Please report every line from the material that contains the word "title".

....................

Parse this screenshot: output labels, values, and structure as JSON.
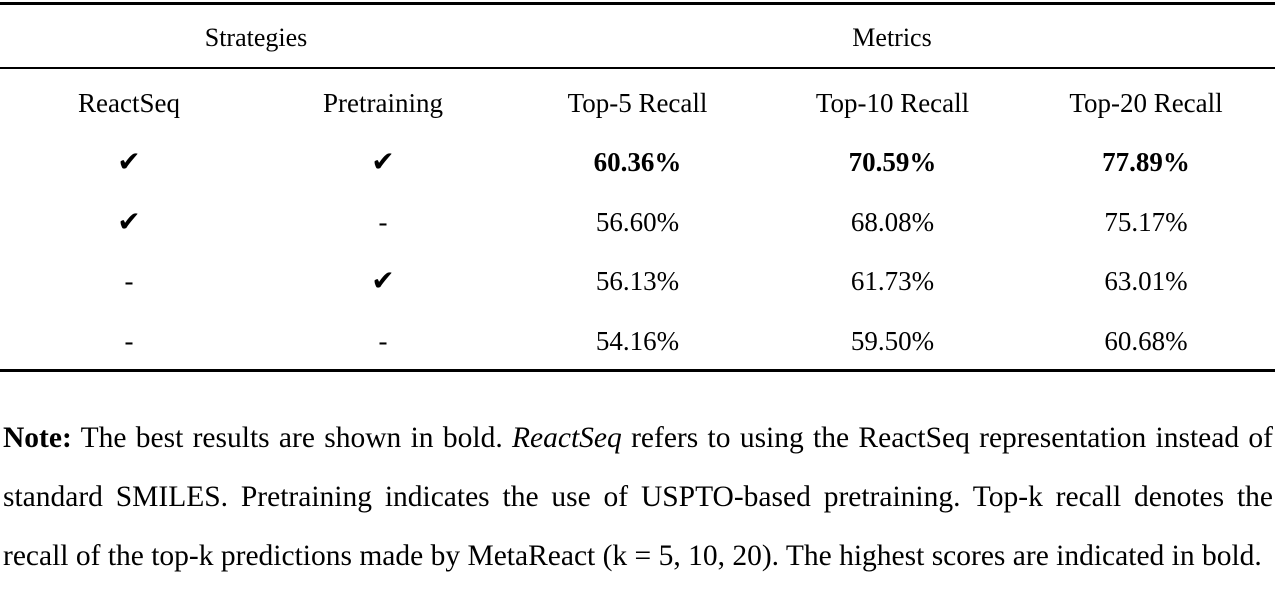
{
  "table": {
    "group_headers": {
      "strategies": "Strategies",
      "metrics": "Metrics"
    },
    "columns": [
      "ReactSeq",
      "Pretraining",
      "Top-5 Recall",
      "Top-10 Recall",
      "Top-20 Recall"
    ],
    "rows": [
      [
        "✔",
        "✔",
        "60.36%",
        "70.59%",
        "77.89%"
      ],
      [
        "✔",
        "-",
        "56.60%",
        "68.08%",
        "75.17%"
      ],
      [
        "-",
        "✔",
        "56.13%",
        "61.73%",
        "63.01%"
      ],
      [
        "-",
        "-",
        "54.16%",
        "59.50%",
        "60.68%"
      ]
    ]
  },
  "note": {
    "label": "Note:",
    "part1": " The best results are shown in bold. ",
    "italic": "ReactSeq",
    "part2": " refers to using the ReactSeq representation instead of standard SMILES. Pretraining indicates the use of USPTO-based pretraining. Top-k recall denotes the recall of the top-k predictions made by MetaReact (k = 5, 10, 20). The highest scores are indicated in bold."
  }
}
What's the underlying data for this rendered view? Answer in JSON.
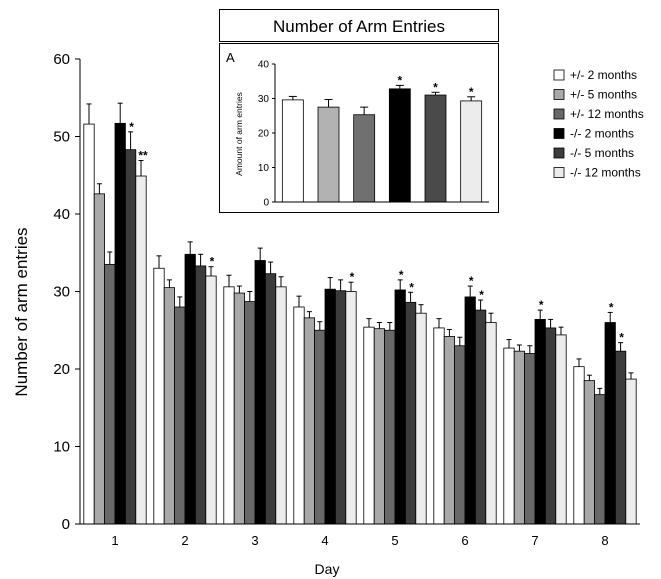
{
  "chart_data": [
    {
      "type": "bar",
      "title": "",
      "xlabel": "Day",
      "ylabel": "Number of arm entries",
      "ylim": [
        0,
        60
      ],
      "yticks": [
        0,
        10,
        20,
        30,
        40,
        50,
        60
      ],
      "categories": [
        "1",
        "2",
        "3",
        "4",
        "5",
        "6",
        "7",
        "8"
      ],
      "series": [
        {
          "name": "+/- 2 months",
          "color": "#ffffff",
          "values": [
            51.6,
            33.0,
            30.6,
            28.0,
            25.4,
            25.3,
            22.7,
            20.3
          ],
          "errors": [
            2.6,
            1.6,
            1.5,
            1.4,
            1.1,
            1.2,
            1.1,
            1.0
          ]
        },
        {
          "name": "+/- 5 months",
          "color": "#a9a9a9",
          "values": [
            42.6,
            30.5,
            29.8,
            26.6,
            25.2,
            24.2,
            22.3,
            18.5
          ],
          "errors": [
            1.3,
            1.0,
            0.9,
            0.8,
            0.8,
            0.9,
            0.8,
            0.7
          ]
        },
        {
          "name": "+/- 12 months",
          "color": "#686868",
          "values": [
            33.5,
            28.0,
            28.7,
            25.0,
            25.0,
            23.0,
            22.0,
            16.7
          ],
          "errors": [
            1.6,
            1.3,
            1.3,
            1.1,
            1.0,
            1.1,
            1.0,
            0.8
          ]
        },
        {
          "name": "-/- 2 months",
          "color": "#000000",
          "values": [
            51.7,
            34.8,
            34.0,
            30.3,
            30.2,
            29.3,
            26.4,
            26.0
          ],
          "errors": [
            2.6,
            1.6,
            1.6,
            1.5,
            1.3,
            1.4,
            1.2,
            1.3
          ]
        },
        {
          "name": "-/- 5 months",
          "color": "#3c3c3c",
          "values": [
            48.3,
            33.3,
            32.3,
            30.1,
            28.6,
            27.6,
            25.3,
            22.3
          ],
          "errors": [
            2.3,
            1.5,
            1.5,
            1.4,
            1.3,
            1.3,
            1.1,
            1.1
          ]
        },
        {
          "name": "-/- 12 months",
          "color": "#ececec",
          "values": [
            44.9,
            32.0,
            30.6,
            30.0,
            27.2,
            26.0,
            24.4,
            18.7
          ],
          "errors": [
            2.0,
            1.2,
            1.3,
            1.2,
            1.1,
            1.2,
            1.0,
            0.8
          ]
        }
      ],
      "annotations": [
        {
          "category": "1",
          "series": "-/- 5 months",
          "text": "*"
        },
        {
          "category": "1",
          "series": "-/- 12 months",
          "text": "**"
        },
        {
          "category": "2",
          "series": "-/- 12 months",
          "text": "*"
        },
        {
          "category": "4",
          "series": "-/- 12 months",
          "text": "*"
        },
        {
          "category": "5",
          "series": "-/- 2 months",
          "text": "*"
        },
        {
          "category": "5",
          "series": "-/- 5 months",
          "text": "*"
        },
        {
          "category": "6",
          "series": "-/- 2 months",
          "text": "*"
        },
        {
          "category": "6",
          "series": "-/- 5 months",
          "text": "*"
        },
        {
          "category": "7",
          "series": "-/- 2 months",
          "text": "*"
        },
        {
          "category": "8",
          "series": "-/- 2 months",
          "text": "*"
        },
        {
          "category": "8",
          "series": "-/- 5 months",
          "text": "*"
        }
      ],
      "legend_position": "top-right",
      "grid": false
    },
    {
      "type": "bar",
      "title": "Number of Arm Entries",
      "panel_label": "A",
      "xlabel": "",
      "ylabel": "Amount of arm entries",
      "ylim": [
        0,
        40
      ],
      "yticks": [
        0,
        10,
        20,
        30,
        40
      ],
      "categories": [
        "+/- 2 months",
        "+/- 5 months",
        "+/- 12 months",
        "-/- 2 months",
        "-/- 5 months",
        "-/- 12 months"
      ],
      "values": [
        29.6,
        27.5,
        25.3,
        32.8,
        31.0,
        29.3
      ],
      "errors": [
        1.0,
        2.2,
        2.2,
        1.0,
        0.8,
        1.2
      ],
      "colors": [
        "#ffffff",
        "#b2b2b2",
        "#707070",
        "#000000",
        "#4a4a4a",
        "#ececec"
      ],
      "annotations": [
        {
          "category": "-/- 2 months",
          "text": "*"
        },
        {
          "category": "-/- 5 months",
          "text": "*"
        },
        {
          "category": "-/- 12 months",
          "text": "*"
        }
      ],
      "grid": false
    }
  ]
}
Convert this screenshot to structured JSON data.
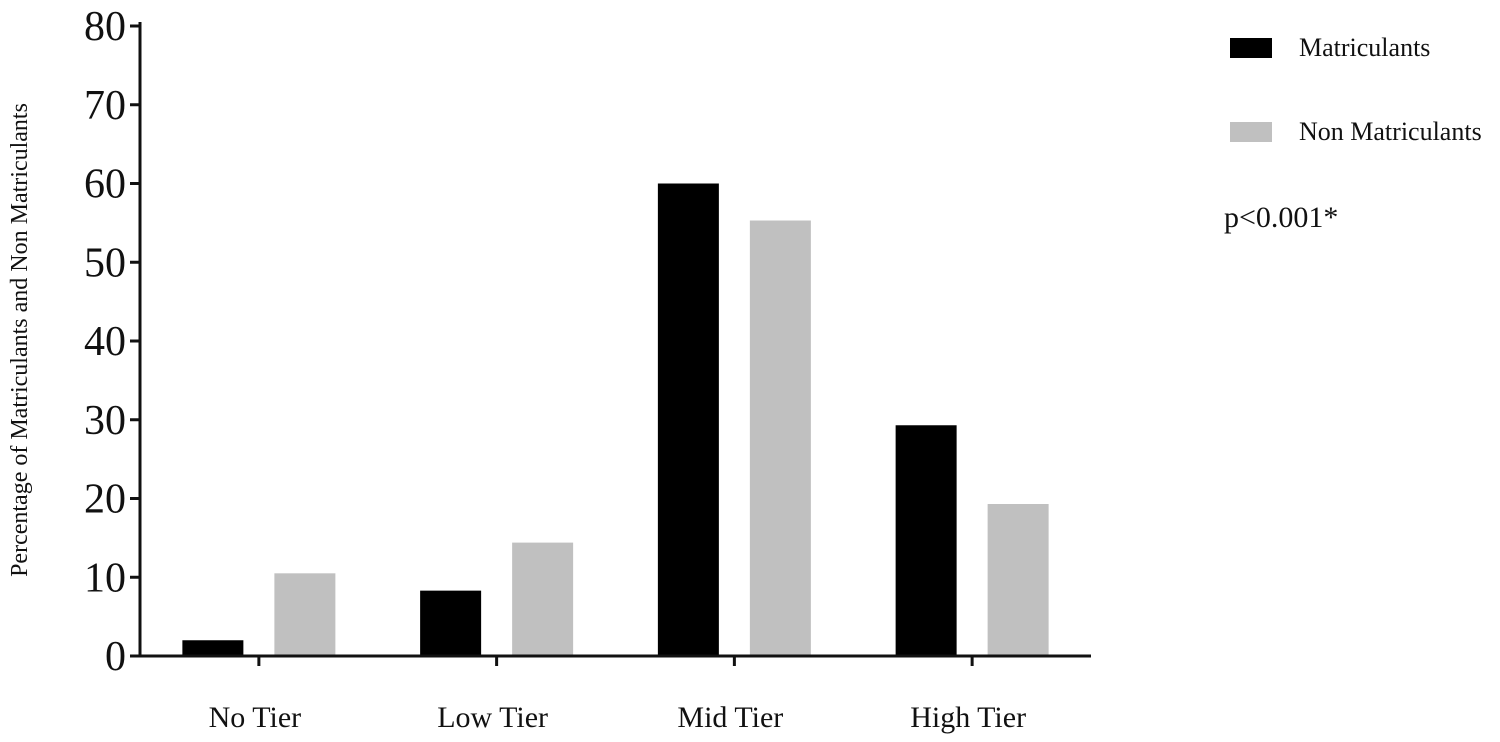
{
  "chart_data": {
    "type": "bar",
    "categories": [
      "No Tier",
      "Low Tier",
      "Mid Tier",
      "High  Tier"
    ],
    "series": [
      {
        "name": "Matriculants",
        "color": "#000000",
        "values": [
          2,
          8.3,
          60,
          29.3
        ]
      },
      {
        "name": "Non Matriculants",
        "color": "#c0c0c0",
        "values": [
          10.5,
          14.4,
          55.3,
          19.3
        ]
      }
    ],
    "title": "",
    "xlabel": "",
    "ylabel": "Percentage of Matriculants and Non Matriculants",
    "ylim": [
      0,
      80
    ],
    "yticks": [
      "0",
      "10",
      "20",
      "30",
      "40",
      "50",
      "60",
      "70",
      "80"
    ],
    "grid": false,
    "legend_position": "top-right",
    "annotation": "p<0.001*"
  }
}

....................

TASK RESULT –
      "title": "",
      "title": "Number of Arm Entries",
    "title": "",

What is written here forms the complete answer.